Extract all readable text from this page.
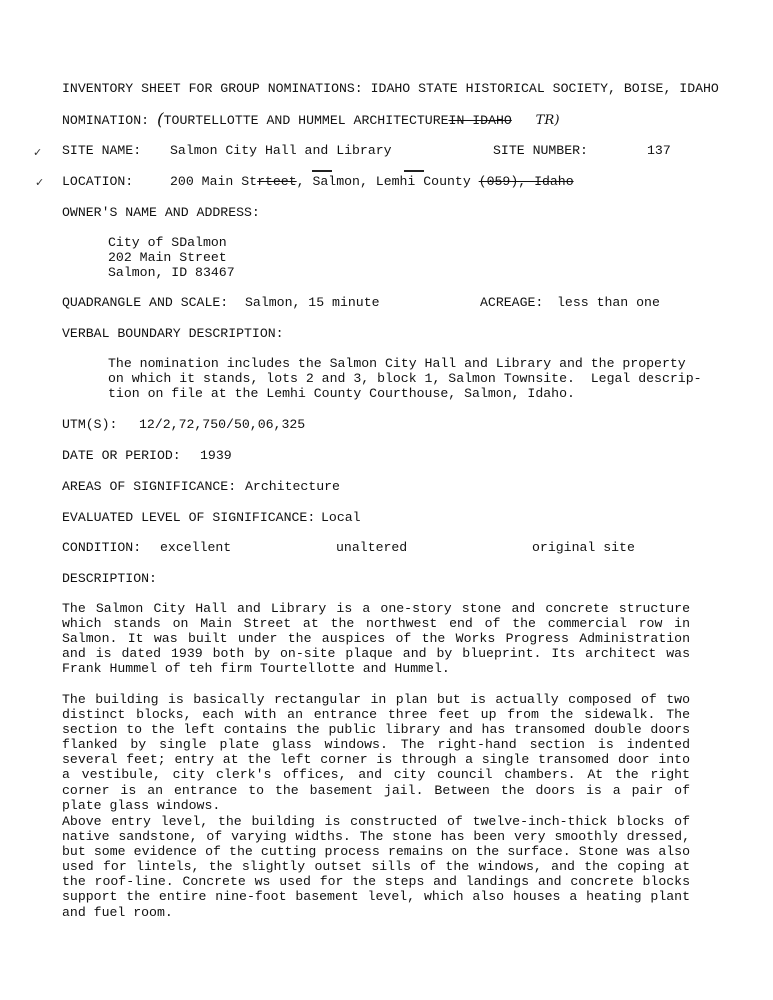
INVENTORY SHEET FOR GROUP NOMINATIONS: IDAHO STATE HISTORICAL SOCIETY, BOISE, IDAHO
NOMINATION: (TOURTELLOTTE AND HUMMEL ARCHITECTUREIN IDAHO TR)
✓
✓
SITE NAME: Salmon City Hall and Library	SITE NUMBER:	137
LOCATION:	200 Main Strteet, Salmon, Lemhi County (059), Idaho
OWNER'S NAME AND ADDRESS:
City of SDalmon
202 Main Street
Salmon, ID 83467
QUADRANGLE AND SCALE: Salmon, 15 minute	ACREAGE: less than one
VERBAL BOUNDARY DESCRIPTION:
The nomination includes the Salmon City Hall and Library and the property
on which it stands, lots 2 and 3, block 1, Salmon Townsite.  Legal descrip-
tion on file at the Lemhi County Courthouse, Salmon, Idaho.
UTM(S): 12/2,72,750/50,06,325
DATE OR PERIOD: 1939
AREAS OF SIGNIFICANCE: Architecture
EVALUATED LEVEL OF SIGNIFICANCE: Local
CONDITION: excellent	unaltered	original site
DESCRIPTION:
The Salmon City Hall and Library is a one-story stone and concrete structure which stands on Main Street at the northwest end of the commercial row in Salmon. It was built under the auspices of the Works Progress Administration and is dated 1939 both by on-site plaque and by blueprint. Its architect was Frank Hummel of teh firm Tourtellotte and Hummel.
The building is basically rectangular in plan but is actually composed of two distinct blocks, each with an entrance three feet up from the sidewalk. The section to the left contains the public library and has transomed double doors flanked by single plate glass windows. The right-hand section is indented several feet; entry at the left corner is through a single transomed door into a vestibule, city clerk's offices, and city council chambers. At the right corner is an entrance to the basement jail. Between the doors is a pair of plate glass windows.
Above entry level, the building is constructed of twelve-inch-thick blocks of native sandstone, of varying widths. The stone has been very smoothly dressed, but some evidence of the cutting process remains on the surface. Stone was also used for lintels, the slightly outset sills of the windows, and the coping at the roof-line. Concrete ws used for the steps and landings and concrete blocks support the entire nine-foot basement level, which also houses a heating plant and fuel room.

### Task prompt
In the records above, find each line with the word "from" and copy it.

### Result
Extract all readable text from this page.
The building is basically rectangular in plan but is actually composed of two distinct blocks, each with an entrance three feet up from the sidewalk. The section to the left contains the public library and has transomed double doors flanked by single plate glass windows. The right-hand section is indented several feet; entry at the left corner is through a single transomed door into a vestibule, city clerk's offices, and city council chambers. At the right corner is an entrance to the basement jail. Between the doors is a pair of plate glass windows.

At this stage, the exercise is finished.